Net positive suction head (NPSH)

What is pump cavitation

Cavitation in pumps is a real problem which shall be accounted for when designing a system whether closed or open. Cavitation occurs when the pressure on the suction side of the impellers in the pump get lower than the evaporation pressure i.e. the liquid is boiling even if the temperature is low. The boiling water will generate small steam bubbles and they will very quickly damage the pump.

How to avoid it

In closed systems there is several things that can be done to avoid this. The most simple one is to raise the pressure in the entire system. This also raises the pressure on the suction side of the impellers and consequently cavitation is less likely to occur. A similar solution is to lower the temperature at the inlet of the pump as this will raise the evaporation pressure. This can be hard to do but a different location in the system can sometime be the solution. Another way of avoiding cavitation is to install the pump lower in the system as the pump will benefit from the higher static pressure i.e. \( p = \rho gh \). Finally it can be necessary to source a pump with better cavitation characteristics.

The cavitation challenge is often bigger in open systems i.e. systems where the liquid is pumped from one source and discharged somewhere else. It only depends upon the static pressure do to height difference between liquid level at the source and the pump inlet, the pressure loss in the suction line and selecting the wrong pump.

Calculating available Net Positive Suction Head (NPSH)

Net positive suction head (NPSH) is a measure of the available pressure above the vapor pressure at the pump inlet and consequently is called available NPSH or NPSH_a. The unit used is typically meter liquid column (mlc) or similar but can also be expressed in other units e.g. bar, Pa, psi etc. The equation is the same regardless of unit but make sure that the units match each other.

\begin{align} NPSH_a = H_{baro} + H_{geo}+H_{dyn}-H_{fric}-H_d \end{align}

\begin{align} H_{baro} & = \text{The absolute pressure on the liquid surface source}\\ H_{geo} & = \text{The height difference between the liquid surface and the pump inlet.} H_{geo} \text{ is negative if the pump is placed hiegher than liquid surface.}\\ H_{dyn} & =v^2/g= \text{Dynamic pressure}\\ H_{fric} & = \text{Friction loss in the suction pipe}\\ H_{d} & = \text{Vapor pressure at the actual temperature} \end{align}

The friction loss in the suction pipe can be calculated using the procedure described on this page and the pressure loss in the straight parts of the suction pipe can be calculated using the Pipe Friction Loss Calculator.

The vapor pressure for water can be calculated using the water calculator.

Selecting the right pump

When selecting a pump for a given application it is important to look at the required NPSH (NPSH_r) for the given pump. To avoid cavitation the available NPSH (NPSH_a) shall be bigger than the required NPSH_r from the pump i.e.

\begin{align} NPSH_a>NPSH_r \end{align}

NPSH_r for the pump is not a fixed value. It depends upon the flow rate and gets higher when the flow rate increases. See the graph in the example below.
====
SET PROBLEM A:
According to the NPSH page, how does a pump's required NPSH change as the flow rate increases?
SET PROBLEM B:
Write out the part of the NPSH page starting with "The friction loss" and going on through "the pump i.e.".
The material that comes next is not needed.

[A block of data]
====
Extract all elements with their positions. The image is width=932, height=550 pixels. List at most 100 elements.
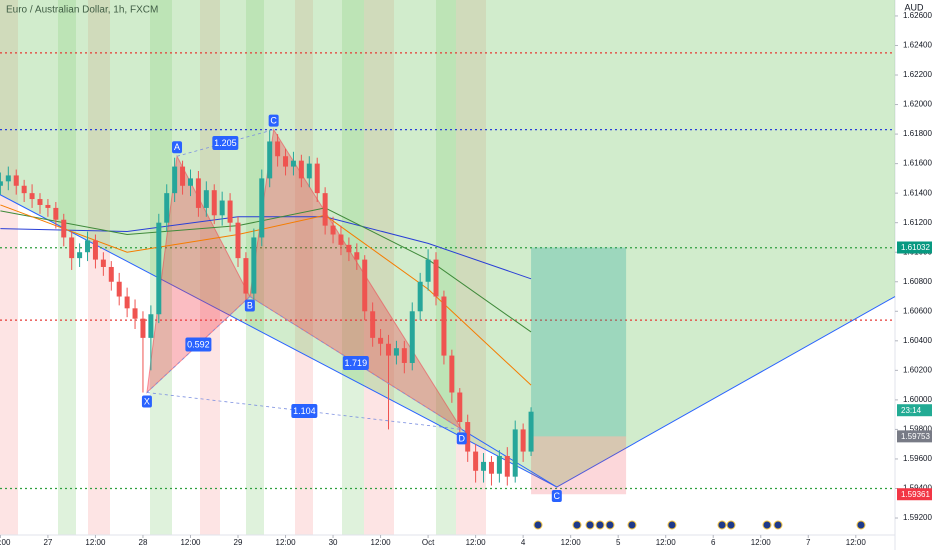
price-label-box [897, 241, 932, 254]
event-icon [572, 520, 582, 530]
point-box [141, 395, 152, 408]
candle-body [180, 166, 186, 186]
stop-zone [531, 436, 627, 495]
x-tick-label: 4 [521, 538, 526, 547]
stripe [342, 0, 364, 535]
candle-body [362, 259, 368, 312]
price-label: 23:14 [901, 406, 922, 415]
candle-body [338, 234, 344, 245]
candle-body [473, 451, 479, 471]
y-tick-label: 1.61200 [903, 218, 932, 227]
candle-body [251, 237, 257, 294]
candle-body [259, 178, 265, 238]
x-tick-label: 5 [616, 538, 621, 547]
x-tick-label: Oct [422, 538, 435, 547]
price-label: 1.61032 [901, 243, 930, 252]
candle-body [512, 429, 518, 477]
candle-body [354, 252, 360, 260]
candle-body [5, 175, 11, 182]
price-label-box [897, 404, 932, 417]
session-stripes [0, 0, 486, 535]
candle-body [306, 163, 312, 179]
event-icon [726, 520, 736, 530]
ratio-box [185, 337, 212, 352]
candle-body [401, 348, 407, 363]
candle-body [85, 240, 91, 253]
candle-body [520, 429, 526, 452]
x-tick-label: 12:00 [85, 538, 106, 547]
price-label: 1.59361 [901, 490, 930, 499]
stripe [0, 0, 18, 535]
event-icon [533, 520, 543, 530]
event-icon [585, 520, 595, 530]
ratio-label: 0.592 [187, 339, 210, 349]
event-icons [533, 520, 866, 530]
candle-body [425, 259, 431, 282]
x-tick-label: 30 [329, 538, 338, 547]
candle-body [195, 178, 201, 208]
y-tick-label: 1.60600 [903, 306, 932, 315]
candle-body [322, 193, 328, 226]
candle-body [172, 166, 178, 194]
candle-body [449, 355, 455, 393]
x-tick-label: 12:00 [561, 538, 582, 547]
x-tick-label: 12:00 [656, 538, 677, 547]
ratio-label: 1.205 [214, 138, 237, 148]
candle-body [61, 219, 67, 238]
stripe [58, 0, 76, 535]
candle-body [203, 190, 209, 208]
candle-body [298, 160, 304, 179]
x-tick-label: 12:00 [276, 538, 297, 547]
candle-body [21, 185, 27, 194]
candle-body [488, 461, 494, 474]
candle-body [164, 193, 170, 223]
candle-body [0, 181, 3, 186]
ratio-label: 1.719 [345, 358, 368, 368]
price-label-box [897, 488, 932, 501]
point-box [244, 299, 255, 312]
candle-body [457, 392, 463, 423]
x-tick-label: 12:00 [466, 538, 487, 547]
y-tick-label: 1.59800 [903, 425, 932, 434]
event-icon [762, 520, 772, 530]
candle-body [465, 422, 471, 452]
y-tick-label: 1.62400 [903, 41, 932, 50]
candle-body [504, 455, 510, 477]
y-tick-label: 1.59400 [903, 484, 932, 493]
x-tick-label: 12:00 [846, 538, 867, 547]
event-icon [856, 520, 866, 530]
y-tick-label: 1.61600 [903, 159, 932, 168]
currency: AUD [904, 2, 924, 12]
candle-body [243, 258, 249, 294]
y-tick-label: 1.62000 [903, 100, 932, 109]
candle-body [124, 296, 130, 309]
price-label-box [897, 430, 932, 443]
candle-body [100, 259, 106, 267]
candle-body [314, 163, 320, 194]
stripe [436, 0, 456, 535]
point-label: C [270, 116, 277, 126]
event-icon [627, 520, 637, 530]
stripe [364, 0, 394, 535]
x-tick-label: 6 [711, 538, 716, 547]
stripe [88, 0, 110, 535]
candle-body [267, 141, 273, 179]
stripe [295, 0, 313, 535]
candle-body [290, 160, 296, 167]
candle-body [283, 156, 289, 167]
x-tick-label: 12:00 [0, 538, 11, 547]
ratio-box [342, 355, 369, 370]
candle-body [275, 141, 281, 157]
point-label: X [144, 396, 150, 406]
event-icon [773, 520, 783, 530]
y-tick-label: 1.61800 [903, 129, 932, 138]
x-tick-label: 29 [234, 538, 243, 547]
candle-body [116, 281, 122, 297]
ratio-box [212, 135, 239, 150]
price-label: 1.59753 [901, 432, 930, 441]
candle-body [441, 296, 447, 356]
y-tick-label: 1.59600 [903, 454, 932, 463]
candle-body [148, 314, 154, 338]
candle-body [433, 259, 439, 297]
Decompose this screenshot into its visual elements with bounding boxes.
====
CORRECT RESULT A:
It gets higher.

CORRECT RESULT B:
The friction loss in the suction pipe can be calculated using the procedure described on this page and the pressure loss in the straight parts of the suction pipe can be calculated using the Pipe Friction Loss Calculator.

The vapor pressure for water can be calculated using the water calculator.

Selecting the right pump

When selecting a pump for a given application it is important to look at the required NPSH (NPSH_r) for the given pump. To avoid cavitation the available NPSH (NPSH_a) shall be bigger than the required NPSH_r from the pump i.e.